Saved entries:
'''
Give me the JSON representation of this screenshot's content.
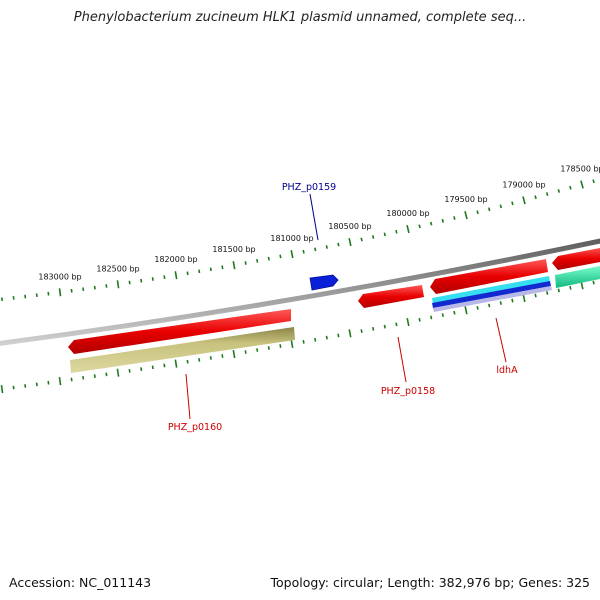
{
  "title": "Phenylobacterium zucineum HLK1 plasmid unnamed, complete seq...",
  "footer": {
    "accession": "Accession: NC_011143",
    "stats": "Topology: circular; Length: 382,976 bp; Genes: 325"
  },
  "ruler": {
    "unit": "bp",
    "labels": [
      "183000 bp",
      "182500 bp",
      "182000 bp",
      "181500 bp",
      "181000 bp",
      "180500 bp",
      "180000 bp",
      "179500 bp",
      "179000 bp",
      "178500 bp"
    ]
  },
  "gene_labels": [
    {
      "text": "PHZ_p0159",
      "color": "#00008b"
    },
    {
      "text": "PHZ_p0160",
      "color": "#cc0000"
    },
    {
      "text": "PHZ_p0158",
      "color": "#cc0000"
    },
    {
      "text": "ldhA",
      "color": "#cc0000"
    }
  ],
  "colors": {
    "backbone": "#7f7f7f",
    "ticks": "#1f7a1f",
    "cds": "#ee1111",
    "olive_feature": "#c2bc76",
    "cyan_feature": "#33ddee",
    "blue_feature": "#1122cc",
    "teal_feature": "#22dd99"
  }
}
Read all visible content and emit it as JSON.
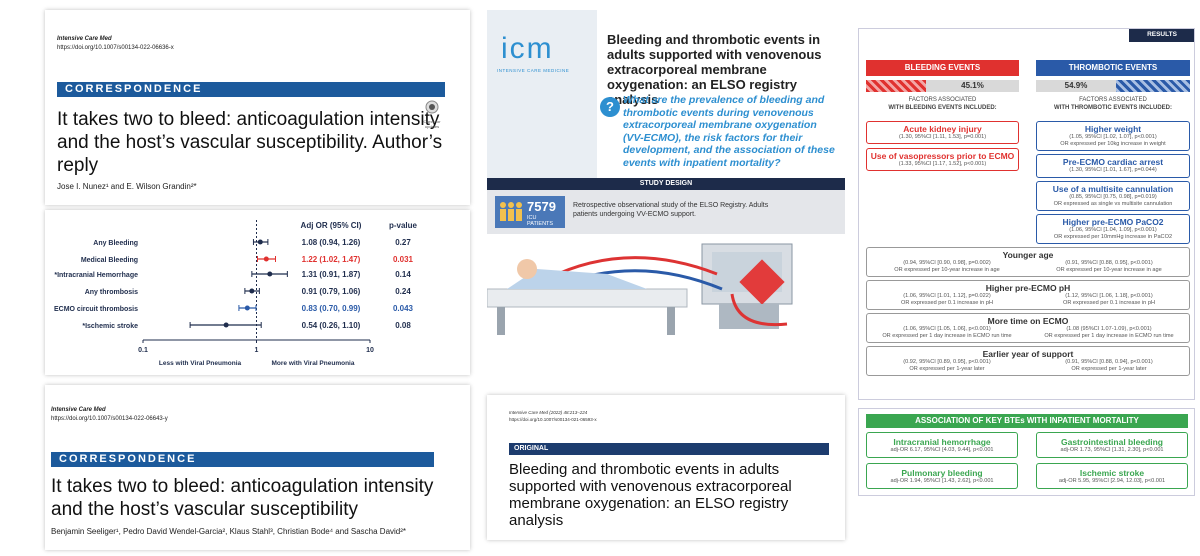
{
  "correspondence_reply": {
    "journal": "Intensive Care Med",
    "doi": "https://doi.org/10.1007/s00134-022-06636-x",
    "section": "CORRESPONDENCE",
    "title": "It takes two to bleed: anticoagulation intensity and the host’s vascular susceptibility. Author’s reply",
    "badge": "Check for updates",
    "authors": "Jose I. Nunez¹ and E. Wilson Grandin²*"
  },
  "forest_plot": {
    "type": "forest",
    "headers": {
      "or": "Adj OR (95% CI)",
      "p": "p-value"
    },
    "xscale": "log",
    "xlim": [
      0.1,
      10
    ],
    "xticks": [
      0.1,
      1,
      10
    ],
    "left_label": "Less with Viral Pneumonia",
    "right_label": "More with Viral Pneumonia",
    "rows": [
      {
        "label": "Any Bleeding",
        "est": 1.08,
        "lo": 0.94,
        "hi": 1.26,
        "ci_label": "1.08 (0.94, 1.26)",
        "p": 0.27,
        "color": "#1f2d4d"
      },
      {
        "label": "Medical Bleeding",
        "est": 1.22,
        "lo": 1.02,
        "hi": 1.47,
        "ci_label": "1.22 (1.02, 1.47)",
        "p": 0.031,
        "color": "#e0312f"
      },
      {
        "label": "*Intracranial Hemorrhage",
        "est": 1.31,
        "lo": 0.91,
        "hi": 1.87,
        "ci_label": "1.31 (0.91, 1.87)",
        "p": 0.14,
        "color": "#1f2d4d"
      },
      {
        "label": "Any thrombosis",
        "est": 0.91,
        "lo": 0.79,
        "hi": 1.06,
        "ci_label": "0.91 (0.79, 1.06)",
        "p": 0.24,
        "color": "#1f2d4d"
      },
      {
        "label": "ECMO circuit thrombosis",
        "est": 0.83,
        "lo": 0.7,
        "hi": 0.99,
        "ci_label": "0.83 (0.70, 0.99)",
        "p": 0.043,
        "color": "#2a5aa8"
      },
      {
        "label": "*Ischemic stroke",
        "est": 0.54,
        "lo": 0.26,
        "hi": 1.1,
        "ci_label": "0.54 (0.26, 1.10)",
        "p": 0.08,
        "color": "#1f2d4d"
      }
    ]
  },
  "correspondence": {
    "journal": "Intensive Care Med",
    "doi": "https://doi.org/10.1007/s00134-022-06643-y",
    "section": "CORRESPONDENCE",
    "title": "It takes two to bleed: anticoagulation intensity and the host’s vascular susceptibility",
    "authors": "Benjamin Seeliger¹, Pedro David Wendel-Garcia², Klaus Stahl³, Christian Bode⁴ and Sascha David²*"
  },
  "infographic": {
    "logo": "icm",
    "logo_sub": "INTENSIVE CARE MEDICINE",
    "title": "Bleeding and thrombotic events in adults supported with venovenous extracorporeal membrane oxygenation: an ELSO registry analysis",
    "question": "What are the prevalence of bleeding and thrombotic events during venovenous extracorporeal membrane oxygenation (VV-ECMO), the risk factors for their development, and the association of these events with inpatient mortality?",
    "study_design": "STUDY DESIGN",
    "patients_count": 7579,
    "patients_label": "ICU PATIENTS",
    "design_text": "Retrospective observational study of the ELSO Registry. Adults patients undergoing VV-ECMO support."
  },
  "original": {
    "journal": "Intensive Care Med (2022) 48:213–224",
    "doi": "https://doi.org/10.1007/s00134-021-06593-x",
    "section": "ORIGINAL",
    "title": "Bleeding and thrombotic events in adults supported with venovenous extracorporeal membrane oxygenation: an ELSO registry analysis"
  },
  "results": {
    "tab": "RESULTS",
    "bleeding": {
      "header": "BLEEDING EVENTS",
      "percent": "45.1%",
      "factors_line1": "FACTORS ASSOCIATED",
      "factors_line2": "WITH BLEEDING EVENTS INCLUDED:"
    },
    "thrombotic": {
      "header": "THROMBOTIC EVENTS",
      "percent": "54.9%",
      "factors_line1": "FACTORS ASSOCIATED",
      "factors_line2": "WITH THROMBOTIC EVENTS INCLUDED:"
    },
    "bleeding_factors": [
      {
        "name": "Acute kidney injury",
        "stat": "(1.30, 95%CI [1.11, 1.53], p=0.001)"
      },
      {
        "name": "Use of vasopressors prior to ECMO",
        "stat": "(1.33, 95%CI [1.17, 1.52], p<0.001)"
      }
    ],
    "thrombotic_factors": [
      {
        "name": "Higher weight",
        "stat": "(1.05, 95%CI [1.02, 1.07], p<0.001)",
        "note": "OR expressed per 10kg increase in weight"
      },
      {
        "name": "Pre-ECMO cardiac arrest",
        "stat": "(1.30, 95%CI [1.01, 1.67], p=0.044)"
      },
      {
        "name": "Use of a multisite cannulation",
        "stat": "(0.85, 95%CI [0.75, 0.98], p=0.019)",
        "note": "OR expressed as single vs multisite cannulation"
      },
      {
        "name": "Higher pre-ECMO PaCO2",
        "stat": "(1.06, 95%CI [1.04, 1.09], p<0.001)",
        "note": "OR expressed per 10mmHg increase in PaCO2"
      }
    ],
    "shared_factors": [
      {
        "name": "Younger age",
        "bleeding_stat": "(0.94, 95%CI [0.90, 0.98], p=0.002)",
        "bleeding_note": "OR expressed per 10-year increase in age",
        "thrombotic_stat": "(0.91, 95%CI [0.88, 0.95], p<0.001)",
        "thrombotic_note": "OR expressed per 10-year increase in age"
      },
      {
        "name": "Higher pre-ECMO pH",
        "bleeding_stat": "(1.06, 95%CI [1.01, 1.12], p=0.022)",
        "bleeding_note": "OR expressed per 0.1 increase in pH",
        "thrombotic_stat": "(1.12, 95%CI [1.06, 1.18], p<0.001)",
        "thrombotic_note": "OR expressed per 0.1 increase in pH"
      },
      {
        "name": "More time on ECMO",
        "bleeding_stat": "(1.06, 95%CI [1.05, 1.06], p<0.001)",
        "bleeding_note": "OR expressed per 1 day increase in ECMO run time",
        "thrombotic_stat": "(1.08 (95%CI 1.07-1.09), p<0.001)",
        "thrombotic_note": "OR expressed per 1 day increase in ECMO run time"
      },
      {
        "name": "Earlier year of support",
        "bleeding_stat": "(0.92, 95%CI [0.89, 0.95], p<0.001)",
        "bleeding_note": "OR expressed per 1-year later",
        "thrombotic_stat": "(0.91, 95%CI [0.88, 0.94], p<0.001)",
        "thrombotic_note": "OR expressed per 1-year later"
      }
    ],
    "mortality": {
      "title": "ASSOCIATION OF KEY BTEs WITH INPATIENT MORTALITY",
      "items": [
        {
          "name": "Intracranial hemorrhage",
          "stat": "adj-OR 6.17, 95%CI [4.03, 9.44], p<0.001"
        },
        {
          "name": "Gastrointestinal bleeding",
          "stat": "adj-OR 1.73, 95%CI [1.31, 2.30], p<0.001"
        },
        {
          "name": "Pulmonary bleeding",
          "stat": "adj-OR 1.94, 95%CI [1.43, 2.62], p<0.001"
        },
        {
          "name": "Ischemic stroke",
          "stat": "adj-OR 5.95, 95%CI [2.94, 12.03], p<0.001"
        }
      ]
    }
  }
}
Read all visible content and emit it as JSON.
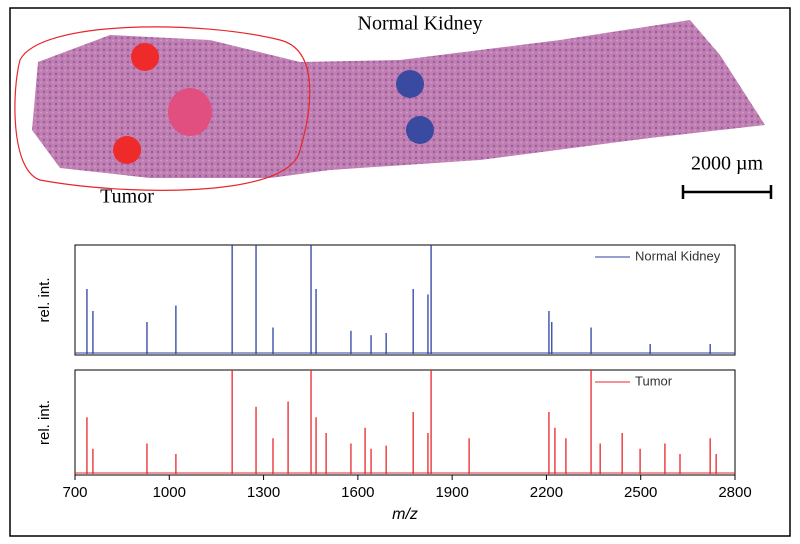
{
  "figure": {
    "normal_label": "Normal Kidney",
    "tumor_label": "Tumor",
    "scale_label": "2000 µm"
  },
  "chart_data": [
    {
      "type": "stem",
      "y_label": "rel. int.",
      "xlim": [
        700,
        2800
      ],
      "ylim": [
        0,
        100
      ],
      "legend": "upper right",
      "series": [
        {
          "name": "Normal Kidney",
          "color": "#2e40a0",
          "x": [
            738,
            757,
            929,
            1021,
            1200,
            1276,
            1330,
            1451,
            1467,
            1578,
            1642,
            1690,
            1776,
            1823,
            1833,
            2208,
            2217,
            2342,
            2530,
            2721
          ],
          "values": [
            60,
            40,
            30,
            45,
            100,
            100,
            25,
            100,
            60,
            22,
            18,
            20,
            60,
            55,
            100,
            40,
            30,
            25,
            10,
            10
          ]
        }
      ]
    },
    {
      "type": "stem",
      "y_label": "rel. int.",
      "x_label": "m/z",
      "xlim": [
        700,
        2800
      ],
      "ylim": [
        0,
        100
      ],
      "xticks": [
        700,
        1000,
        1300,
        1600,
        1900,
        2200,
        2500,
        2800
      ],
      "legend": "upper right",
      "series": [
        {
          "name": "Tumor",
          "color": "#e8262b",
          "x": [
            738,
            757,
            929,
            1021,
            1200,
            1276,
            1330,
            1378,
            1451,
            1467,
            1499,
            1578,
            1623,
            1642,
            1690,
            1776,
            1823,
            1833,
            1954,
            2208,
            2227,
            2262,
            2342,
            2371,
            2441,
            2498,
            2577,
            2625,
            2721,
            2740
          ],
          "values": [
            55,
            25,
            30,
            20,
            100,
            65,
            35,
            70,
            100,
            55,
            40,
            30,
            45,
            25,
            28,
            60,
            40,
            100,
            35,
            60,
            45,
            35,
            100,
            30,
            40,
            25,
            30,
            20,
            35,
            20
          ]
        }
      ]
    }
  ]
}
'''
# Exercise objective
Each line that holds the word "weight" should be extracted from the records.

# Task answer
        "name": "Higher weight",
        "note": "OR expressed per 10kg increase in weight"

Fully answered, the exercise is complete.